What to produce ▸ Quote, word for word, every line starting at the line that contains "Reverse-engineer this chart into JSON." and ending with the last line of the records; include both of these lines and no others.

Information provided ▸

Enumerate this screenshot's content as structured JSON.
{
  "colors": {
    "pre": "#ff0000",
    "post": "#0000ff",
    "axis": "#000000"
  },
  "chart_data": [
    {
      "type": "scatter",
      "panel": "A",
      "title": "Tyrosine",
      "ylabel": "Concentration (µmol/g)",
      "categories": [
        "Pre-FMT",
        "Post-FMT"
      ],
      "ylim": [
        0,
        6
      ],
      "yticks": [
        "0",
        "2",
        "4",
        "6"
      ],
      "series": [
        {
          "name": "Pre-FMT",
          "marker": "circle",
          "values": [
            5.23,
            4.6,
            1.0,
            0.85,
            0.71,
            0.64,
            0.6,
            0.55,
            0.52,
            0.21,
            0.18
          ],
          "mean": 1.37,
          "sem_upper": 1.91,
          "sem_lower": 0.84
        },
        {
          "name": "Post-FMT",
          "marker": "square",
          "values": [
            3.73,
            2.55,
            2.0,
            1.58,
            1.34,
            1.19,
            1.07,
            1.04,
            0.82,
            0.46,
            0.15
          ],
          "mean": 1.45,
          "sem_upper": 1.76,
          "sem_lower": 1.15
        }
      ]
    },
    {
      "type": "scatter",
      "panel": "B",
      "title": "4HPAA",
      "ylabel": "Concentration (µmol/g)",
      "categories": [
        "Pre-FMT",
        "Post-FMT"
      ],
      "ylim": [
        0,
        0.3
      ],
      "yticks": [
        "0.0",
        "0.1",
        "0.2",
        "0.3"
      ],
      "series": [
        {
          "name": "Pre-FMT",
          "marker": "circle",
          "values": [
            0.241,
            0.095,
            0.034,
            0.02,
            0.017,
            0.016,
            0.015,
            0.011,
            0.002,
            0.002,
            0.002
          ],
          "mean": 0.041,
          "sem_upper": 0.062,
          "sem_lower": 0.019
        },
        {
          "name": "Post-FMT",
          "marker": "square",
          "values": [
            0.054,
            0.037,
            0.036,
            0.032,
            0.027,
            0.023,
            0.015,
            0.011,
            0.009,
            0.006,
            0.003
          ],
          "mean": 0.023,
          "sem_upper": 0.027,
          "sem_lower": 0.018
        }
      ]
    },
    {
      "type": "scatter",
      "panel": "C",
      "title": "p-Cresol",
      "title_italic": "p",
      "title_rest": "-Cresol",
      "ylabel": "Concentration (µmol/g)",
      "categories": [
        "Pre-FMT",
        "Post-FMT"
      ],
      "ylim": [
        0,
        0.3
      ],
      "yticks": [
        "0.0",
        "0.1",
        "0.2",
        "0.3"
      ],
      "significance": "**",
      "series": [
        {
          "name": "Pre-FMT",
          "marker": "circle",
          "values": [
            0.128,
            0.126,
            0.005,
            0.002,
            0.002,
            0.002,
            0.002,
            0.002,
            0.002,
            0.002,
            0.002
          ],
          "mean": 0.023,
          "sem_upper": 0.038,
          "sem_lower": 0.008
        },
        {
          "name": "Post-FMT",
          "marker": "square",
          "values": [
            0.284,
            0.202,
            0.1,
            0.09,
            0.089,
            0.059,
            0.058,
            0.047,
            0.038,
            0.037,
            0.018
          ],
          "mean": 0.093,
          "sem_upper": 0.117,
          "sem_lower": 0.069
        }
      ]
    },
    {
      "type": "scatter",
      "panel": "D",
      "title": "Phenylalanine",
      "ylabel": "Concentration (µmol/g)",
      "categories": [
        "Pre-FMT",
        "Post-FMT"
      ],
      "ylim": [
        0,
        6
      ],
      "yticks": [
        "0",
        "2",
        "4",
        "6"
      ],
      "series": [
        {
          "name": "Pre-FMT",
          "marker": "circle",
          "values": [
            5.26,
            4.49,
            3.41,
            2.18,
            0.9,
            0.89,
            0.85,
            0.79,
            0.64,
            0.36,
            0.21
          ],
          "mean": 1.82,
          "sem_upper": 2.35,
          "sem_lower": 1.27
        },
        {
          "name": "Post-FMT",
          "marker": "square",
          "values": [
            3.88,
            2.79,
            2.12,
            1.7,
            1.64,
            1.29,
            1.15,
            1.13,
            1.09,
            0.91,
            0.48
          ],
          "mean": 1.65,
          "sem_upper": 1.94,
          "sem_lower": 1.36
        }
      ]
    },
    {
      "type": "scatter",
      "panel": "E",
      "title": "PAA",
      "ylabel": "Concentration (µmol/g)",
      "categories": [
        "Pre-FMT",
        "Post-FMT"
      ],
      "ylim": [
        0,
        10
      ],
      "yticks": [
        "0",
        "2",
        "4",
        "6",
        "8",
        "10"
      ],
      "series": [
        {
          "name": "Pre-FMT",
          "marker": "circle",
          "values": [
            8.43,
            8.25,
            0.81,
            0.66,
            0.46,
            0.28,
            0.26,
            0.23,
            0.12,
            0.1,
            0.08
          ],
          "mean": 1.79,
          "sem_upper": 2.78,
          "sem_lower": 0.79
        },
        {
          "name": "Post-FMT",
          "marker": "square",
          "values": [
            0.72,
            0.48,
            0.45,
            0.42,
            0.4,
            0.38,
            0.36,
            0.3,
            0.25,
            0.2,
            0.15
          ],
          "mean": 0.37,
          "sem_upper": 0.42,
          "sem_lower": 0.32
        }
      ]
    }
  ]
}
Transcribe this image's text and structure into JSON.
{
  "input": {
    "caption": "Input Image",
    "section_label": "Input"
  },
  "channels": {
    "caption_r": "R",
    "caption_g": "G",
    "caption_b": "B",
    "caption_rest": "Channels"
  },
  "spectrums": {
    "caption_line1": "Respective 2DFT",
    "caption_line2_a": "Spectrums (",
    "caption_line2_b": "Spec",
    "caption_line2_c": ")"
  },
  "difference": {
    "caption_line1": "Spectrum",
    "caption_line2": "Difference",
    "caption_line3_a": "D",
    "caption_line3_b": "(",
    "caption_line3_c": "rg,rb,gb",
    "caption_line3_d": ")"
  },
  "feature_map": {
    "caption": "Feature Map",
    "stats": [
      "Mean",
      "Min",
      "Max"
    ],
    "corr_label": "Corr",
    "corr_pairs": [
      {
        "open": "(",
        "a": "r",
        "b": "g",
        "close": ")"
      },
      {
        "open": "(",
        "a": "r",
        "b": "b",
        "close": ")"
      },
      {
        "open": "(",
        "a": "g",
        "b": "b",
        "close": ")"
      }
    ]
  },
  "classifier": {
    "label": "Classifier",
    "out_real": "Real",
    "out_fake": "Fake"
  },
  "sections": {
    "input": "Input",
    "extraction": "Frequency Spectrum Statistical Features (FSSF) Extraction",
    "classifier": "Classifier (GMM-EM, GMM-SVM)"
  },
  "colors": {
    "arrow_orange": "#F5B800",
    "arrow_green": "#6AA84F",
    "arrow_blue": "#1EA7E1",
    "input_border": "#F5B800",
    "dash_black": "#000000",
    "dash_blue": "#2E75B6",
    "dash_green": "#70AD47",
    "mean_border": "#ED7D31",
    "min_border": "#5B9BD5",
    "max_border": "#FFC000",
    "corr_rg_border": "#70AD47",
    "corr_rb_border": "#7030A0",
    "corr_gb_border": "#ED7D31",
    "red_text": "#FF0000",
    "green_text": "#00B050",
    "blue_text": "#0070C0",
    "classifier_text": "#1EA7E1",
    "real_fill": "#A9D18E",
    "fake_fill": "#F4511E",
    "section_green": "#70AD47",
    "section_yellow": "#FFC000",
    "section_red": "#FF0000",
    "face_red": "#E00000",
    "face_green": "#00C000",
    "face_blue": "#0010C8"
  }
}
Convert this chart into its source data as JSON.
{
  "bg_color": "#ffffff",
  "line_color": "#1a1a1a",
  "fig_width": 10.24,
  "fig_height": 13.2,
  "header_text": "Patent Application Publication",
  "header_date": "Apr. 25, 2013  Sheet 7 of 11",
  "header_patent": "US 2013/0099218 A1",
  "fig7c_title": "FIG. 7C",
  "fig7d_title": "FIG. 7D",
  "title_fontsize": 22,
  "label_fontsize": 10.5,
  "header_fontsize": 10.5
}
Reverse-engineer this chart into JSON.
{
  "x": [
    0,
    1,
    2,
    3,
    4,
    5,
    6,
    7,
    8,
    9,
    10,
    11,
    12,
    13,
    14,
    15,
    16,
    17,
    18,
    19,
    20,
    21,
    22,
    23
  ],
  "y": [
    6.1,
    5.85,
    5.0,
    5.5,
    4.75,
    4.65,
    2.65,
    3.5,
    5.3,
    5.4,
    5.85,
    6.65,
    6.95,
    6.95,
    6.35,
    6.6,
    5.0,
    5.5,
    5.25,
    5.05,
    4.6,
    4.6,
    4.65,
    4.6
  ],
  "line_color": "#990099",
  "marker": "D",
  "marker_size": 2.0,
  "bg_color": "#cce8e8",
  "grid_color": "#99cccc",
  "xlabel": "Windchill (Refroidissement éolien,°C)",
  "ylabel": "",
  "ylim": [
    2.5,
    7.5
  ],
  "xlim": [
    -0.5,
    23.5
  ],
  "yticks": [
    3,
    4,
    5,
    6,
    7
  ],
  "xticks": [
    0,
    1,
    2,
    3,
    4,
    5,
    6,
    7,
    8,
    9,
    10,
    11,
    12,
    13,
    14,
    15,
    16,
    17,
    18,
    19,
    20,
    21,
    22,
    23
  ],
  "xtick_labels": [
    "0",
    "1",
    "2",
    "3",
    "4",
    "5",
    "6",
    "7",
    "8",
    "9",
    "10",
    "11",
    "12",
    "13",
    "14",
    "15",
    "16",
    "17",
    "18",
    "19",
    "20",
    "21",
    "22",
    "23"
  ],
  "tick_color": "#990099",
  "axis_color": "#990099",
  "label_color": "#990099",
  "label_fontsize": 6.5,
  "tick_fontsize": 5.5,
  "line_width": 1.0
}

The answer ▸
Reverse-engineer this chart into JSON.
{
  "x": [
    0,
    1,
    2,
    3,
    4,
    5,
    6,
    7,
    8,
    9,
    10,
    11,
    12,
    13,
    14,
    15,
    16,
    17,
    18,
    19,
    20,
    21,
    22,
    23
  ],
  "y": [
    6.1,
    5.85,
    5.0,
    5.5,
    4.75,
    4.65,
    2.65,
    3.5,
    5.3,
    5.4,
    5.85,
    6.65,
    6.95,
    6.95,
    6.35,
    6.6,
    5.0,
    5.5,
    5.25,
    5.05,
    4.6,
    4.6,
    4.65,
    4.6
  ],
  "line_color": "#990099",
  "marker": "D",
  "marker_size": 2.0,
  "bg_color": "#cce8e8",
  "grid_color": "#99cccc",
  "xlabel": "Windchill (Refroidissement éolien,°C)",
  "ylabel": "",
  "ylim": [
    2.5,
    7.5
  ],
  "xlim": [
    -0.5,
    23.5
  ],
  "yticks": [
    3,
    4,
    5,
    6,
    7
  ],
  "xticks": [
    0,
    1,
    2,
    3,
    4,
    5,
    6,
    7,
    8,
    9,
    10,
    11,
    12,
    13,
    14,
    15,
    16,
    17,
    18,
    19,
    20,
    21,
    22,
    23
  ],
  "xtick_labels": [
    "0",
    "1",
    "2",
    "3",
    "4",
    "5",
    "6",
    "7",
    "8",
    "9",
    "10",
    "11",
    "12",
    "13",
    "14",
    "15",
    "16",
    "17",
    "18",
    "19",
    "20",
    "21",
    "22",
    "23"
  ],
  "tick_color": "#990099",
  "axis_color": "#990099",
  "label_color": "#990099",
  "label_fontsize": 6.5,
  "tick_fontsize": 5.5,
  "line_width": 1.0
}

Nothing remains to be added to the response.